[Data records]
══════════

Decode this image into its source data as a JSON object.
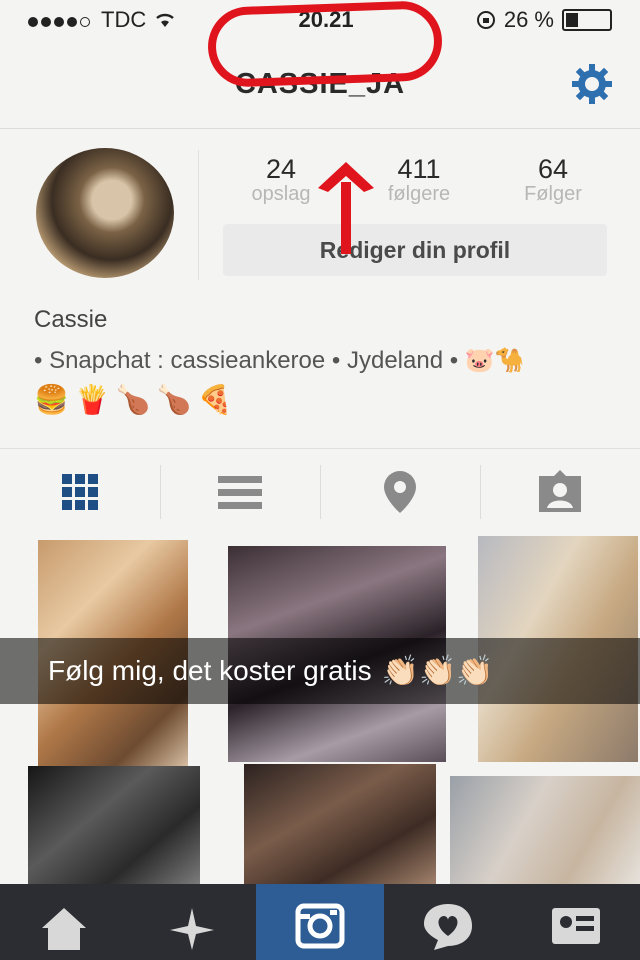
{
  "status_bar": {
    "carrier": "TDC",
    "time": "20.21",
    "battery": "26 %",
    "battery_level": 0.26
  },
  "header": {
    "username": "CASSIE_JA",
    "settings_icon": "gear-icon"
  },
  "stats": [
    {
      "count": "24",
      "label": "opslag"
    },
    {
      "count": "411",
      "label": "følgere"
    },
    {
      "count": "64",
      "label": "Følger"
    }
  ],
  "edit_profile_label": "Rediger din profil",
  "bio": {
    "name": "Cassie",
    "line1": "• Snapchat : cassieankeroe • Jydeland •",
    "line1_emojis": "🐷🐪",
    "emojis": [
      "🍔",
      "🍟",
      "🍗",
      "🍗",
      "🍕"
    ]
  },
  "tabs": [
    "grid-icon",
    "list-icon",
    "location-pin-icon",
    "tagged-photos-icon"
  ],
  "caption": {
    "text": "Følg mig, det koster gratis",
    "emojis": "👏🏻👏🏻👏🏻"
  },
  "bottom_nav": [
    "home-icon",
    "explore-icon",
    "camera-icon",
    "activity-icon",
    "profile-icon"
  ],
  "colors": {
    "annotation_red": "#e0141c",
    "accent_blue": "#2e5d96",
    "icon_blue": "#1f4e85",
    "nav_bg": "#2c2d33"
  }
}
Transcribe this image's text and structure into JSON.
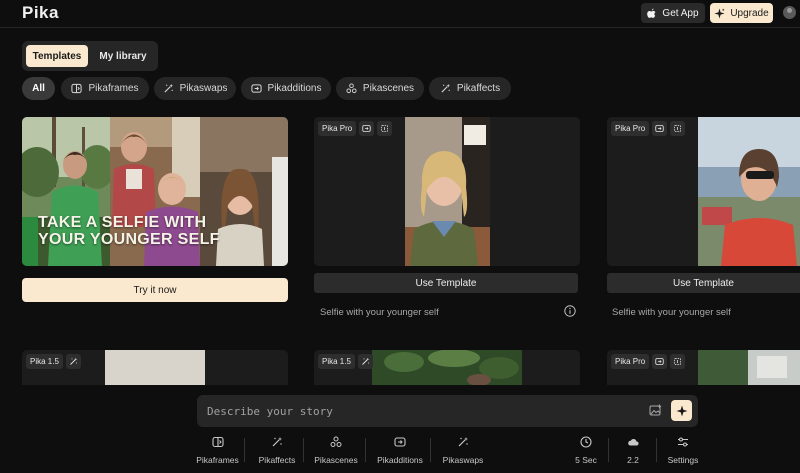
{
  "header": {
    "logo": "Pika",
    "get_app_label": "Get App",
    "upgrade_label": "Upgrade"
  },
  "main_tabs": [
    {
      "label": "Templates",
      "active": true
    },
    {
      "label": "My library",
      "active": false
    }
  ],
  "filters": [
    {
      "label": "All",
      "icon": "none",
      "active": true
    },
    {
      "label": "Pikaframes",
      "icon": "frames-icon"
    },
    {
      "label": "Pikaswaps",
      "icon": "swap-wand-icon"
    },
    {
      "label": "Pikadditions",
      "icon": "additions-icon"
    },
    {
      "label": "Pikascenes",
      "icon": "scenes-icon"
    },
    {
      "label": "Pikaffects",
      "icon": "effects-wand-icon"
    }
  ],
  "hero": {
    "line1": "TAKE A SELFIE WITH",
    "line2": "YOUR YOUNGER SELF",
    "button_label": "Try it now"
  },
  "cards": [
    {
      "badge": "Pika Pro",
      "button_label": "Use Template",
      "caption": "Selfie with your younger self"
    },
    {
      "badge": "Pika Pro",
      "button_label": "Use Template",
      "caption": "Selfie with your younger self"
    }
  ],
  "row2": [
    {
      "badge": "Pika 1.5"
    },
    {
      "badge": "Pika 1.5"
    },
    {
      "badge": "Pika Pro"
    }
  ],
  "prompt": {
    "placeholder": "Describe your story"
  },
  "toolbar": [
    {
      "label": "Pikaframes",
      "icon": "frames-icon"
    },
    {
      "label": "Pikaffects",
      "icon": "effects-wand-icon"
    },
    {
      "label": "Pikascenes",
      "icon": "scenes-icon"
    },
    {
      "label": "Pikadditions",
      "icon": "additions-icon"
    },
    {
      "label": "Pikaswaps",
      "icon": "swap-wand-icon"
    }
  ],
  "settings_bar": [
    {
      "label": "5 Sec",
      "icon": "clock-icon"
    },
    {
      "label": "2.2",
      "icon": "cloud-icon"
    },
    {
      "label": "Settings",
      "icon": "sliders-icon"
    }
  ],
  "colors": {
    "accent": "#fbe9cf",
    "background": "#0e0e0e",
    "surface": "#262626"
  }
}
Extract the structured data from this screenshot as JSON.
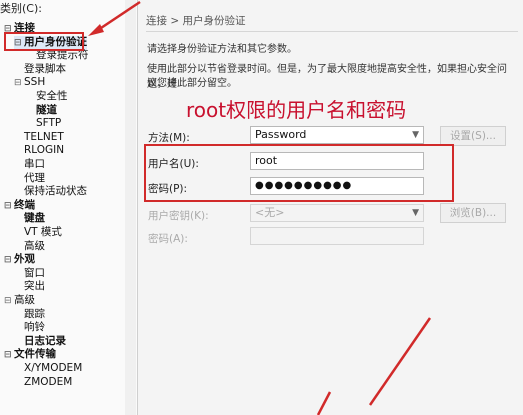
{
  "tree": {
    "title": "类别(C):",
    "items": [
      {
        "label": "连接",
        "level": 0,
        "toggle": "⊟",
        "bold": true
      },
      {
        "label": "用户身份验证",
        "level": 1,
        "toggle": "⊟",
        "bold": true,
        "selected": true
      },
      {
        "label": "登录提示符",
        "level": 2
      },
      {
        "label": "登录脚本",
        "level": 1
      },
      {
        "label": "SSH",
        "level": 1,
        "toggle": "⊟"
      },
      {
        "label": "安全性",
        "level": 2
      },
      {
        "label": "隧道",
        "level": 2,
        "bold": true
      },
      {
        "label": "SFTP",
        "level": 2
      },
      {
        "label": "TELNET",
        "level": 1
      },
      {
        "label": "RLOGIN",
        "level": 1
      },
      {
        "label": "串口",
        "level": 1
      },
      {
        "label": "代理",
        "level": 1
      },
      {
        "label": "保持活动状态",
        "level": 1
      },
      {
        "label": "终端",
        "level": 0,
        "toggle": "⊟",
        "bold": true
      },
      {
        "label": "键盘",
        "level": 1,
        "bold": true
      },
      {
        "label": "VT 模式",
        "level": 1
      },
      {
        "label": "高级",
        "level": 1
      },
      {
        "label": "外观",
        "level": 0,
        "toggle": "⊟",
        "bold": true
      },
      {
        "label": "窗口",
        "level": 1
      },
      {
        "label": "突出",
        "level": 1
      },
      {
        "label": "高级",
        "level": 0,
        "toggle": "⊟"
      },
      {
        "label": "跟踪",
        "level": 1
      },
      {
        "label": "响铃",
        "level": 1
      },
      {
        "label": "日志记录",
        "level": 1,
        "bold": true
      },
      {
        "label": "文件传输",
        "level": 0,
        "toggle": "⊟",
        "bold": true
      },
      {
        "label": "X/YMODEM",
        "level": 1
      },
      {
        "label": "ZMODEM",
        "level": 1
      }
    ]
  },
  "content": {
    "breadcrumb": "连接 > 用户身份验证",
    "intro": "请选择身份验证方法和其它参数。",
    "desc1": "使用此部分以节省登录时间。但是，为了最大限度地提高安全性，如果担心安全问题，建",
    "desc2": "议您将此部分留空。",
    "headline": "root权限的用户名和密码",
    "method_label": "方法(M):",
    "method_value": "Password",
    "settings_button": "设置(S)...",
    "username_label": "用户名(U):",
    "username_value": "root",
    "password_label": "密码(P):",
    "password_value": "●●●●●●●●●●",
    "userkey_label": "用户密钥(K):",
    "userkey_value": "<无>",
    "browse_button": "浏览(B)...",
    "passphrase_label": "密码(A):"
  },
  "colors": {
    "annotation": "#d12a2a",
    "headline": "#c8102e"
  }
}
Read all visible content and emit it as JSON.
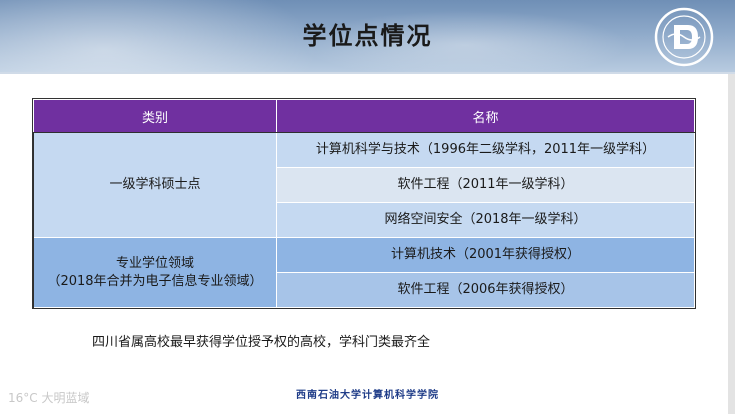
{
  "slide": {
    "title": "学位点情况"
  },
  "table": {
    "headers": [
      "类别",
      "名称"
    ],
    "groups": [
      {
        "category_line1": "一级学科硕士点",
        "category_line2": "",
        "items": [
          "计算机科学与技术（1996年二级学科，2011年一级学科）",
          "软件工程（2011年一级学科）",
          "网络空间安全（2018年一级学科）"
        ]
      },
      {
        "category_line1": "专业学位领域",
        "category_line2": "（2018年合并为电子信息专业领域）",
        "items": [
          "计算机技术（2001年获得授权）",
          "软件工程（2006年获得授权）"
        ]
      }
    ]
  },
  "note": "四川省属高校最早获得学位授予权的高校，学科门类最齐全",
  "footer": "西南石油大学计算机科学学院",
  "watermark": "16°C 大明蓝域",
  "colors": {
    "header_purple": "#7030a0",
    "group1_bg": "#c5d9f1",
    "group2_bg": "#8eb4e3",
    "footer_blue": "#1f3c88"
  }
}
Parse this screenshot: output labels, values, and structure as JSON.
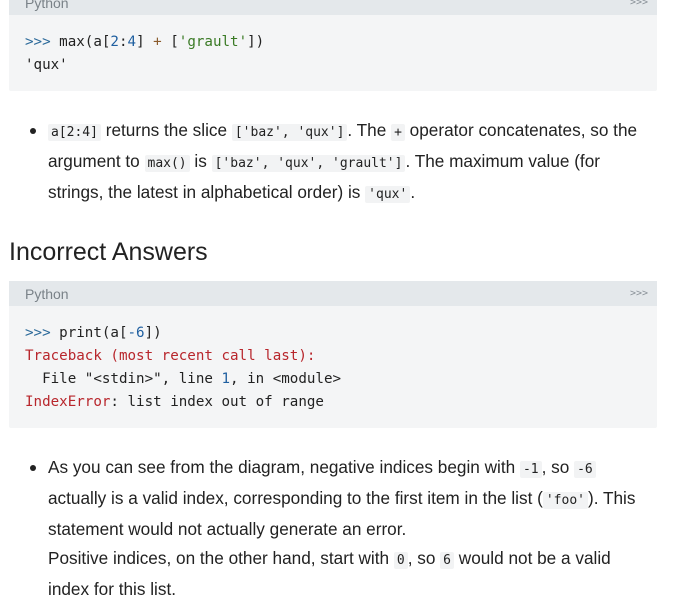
{
  "block1": {
    "language": "Python",
    "toggle": ">>>",
    "line1": {
      "prompt": ">>> ",
      "code_a": "max(a[",
      "n1": "2",
      "colon": ":",
      "n2": "4",
      "code_b": "] ",
      "plus": "+",
      "code_c": " [",
      "str": "'grault'",
      "code_d": "])"
    },
    "line2": "'qux'"
  },
  "bullet1": {
    "c1": "a[2:4]",
    "t1": " returns the slice ",
    "c2": "['baz', 'qux']",
    "t2": ". The ",
    "c3": "+",
    "t3": " operator concatenates, so the argument to ",
    "c4": "max()",
    "t4": " is ",
    "c5": "['baz', 'qux', 'grault']",
    "t5": ". The maximum value (for strings, the latest in alphabetical order) is ",
    "c6": "'qux'",
    "t6": "."
  },
  "section_heading": "Incorrect Answers",
  "block2": {
    "language": "Python",
    "toggle": ">>>",
    "line1": {
      "prompt": ">>> ",
      "code_a": "print(a[",
      "num": "-6",
      "code_b": "])"
    },
    "line2": "Traceback (most recent call last):",
    "line3": {
      "indent": "  File ",
      "file": "\"<stdin>\"",
      "sep1": ", line ",
      "lineno": "1",
      "sep2": ", in <module>"
    },
    "line4": {
      "err": "IndexError",
      "msg": ": list index out of range"
    }
  },
  "bullet2": {
    "t1": "As you can see from the diagram, negative indices begin with ",
    "c1": "-1",
    "t2": ", so ",
    "c2": "-6",
    "t3": " actually is a valid index, corresponding to the first item in the list (",
    "c3": "'foo'",
    "t4": "). This statement would not actually generate an error.",
    "t5": "Positive indices, on the other hand, start with ",
    "c4": "0",
    "t6": ", so ",
    "c5": "6",
    "t7": " would not be a valid index for this list."
  }
}
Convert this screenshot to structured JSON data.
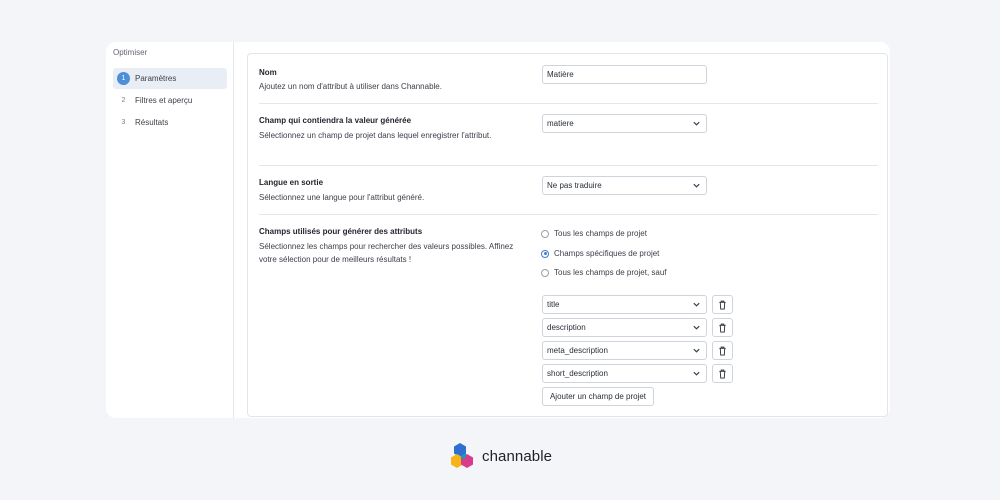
{
  "sidebar": {
    "title": "Optimiser",
    "steps": [
      {
        "num": "1",
        "label": "Paramètres"
      },
      {
        "num": "2",
        "label": "Filtres et aperçu"
      },
      {
        "num": "3",
        "label": "Résultats"
      }
    ]
  },
  "form": {
    "name": {
      "title": "Nom",
      "desc": "Ajoutez un nom d'attribut à utiliser dans Channable.",
      "value": "Matière"
    },
    "target_field": {
      "title": "Champ qui contiendra la valeur générée",
      "desc": "Sélectionnez un champ de projet dans lequel enregistrer l'attribut.",
      "value": "matiere"
    },
    "language": {
      "title": "Langue en sortie",
      "desc": "Sélectionnez une langue pour l'attribut généré.",
      "value": "Ne pas traduire"
    },
    "source_fields": {
      "title": "Champs utilisés pour générer des attributs",
      "desc": "Sélectionnez les champs pour rechercher des valeurs possibles. Affinez votre sélection pour de meilleurs résultats !",
      "options": [
        "Tous les champs de projet",
        "Champs spécifiques de projet",
        "Tous les champs de projet, sauf"
      ],
      "selected_option": "Champs spécifiques de projet",
      "fields": [
        "title",
        "description",
        "meta_description",
        "short_description"
      ],
      "add_label": "Ajouter un champ de projet"
    }
  },
  "brand": {
    "name": "channable"
  },
  "colors": {
    "accent": "#4a8fd8",
    "background": "#f4f5f9"
  }
}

══════════

## EXERCISE DETAILS
Where a line above contains the string "indices", copy that line.

## FINAL ANSWER
    "t1": "As you can see from the diagram, negative indices begin with ",
    "t5": "Positive indices, on the other hand, start with ",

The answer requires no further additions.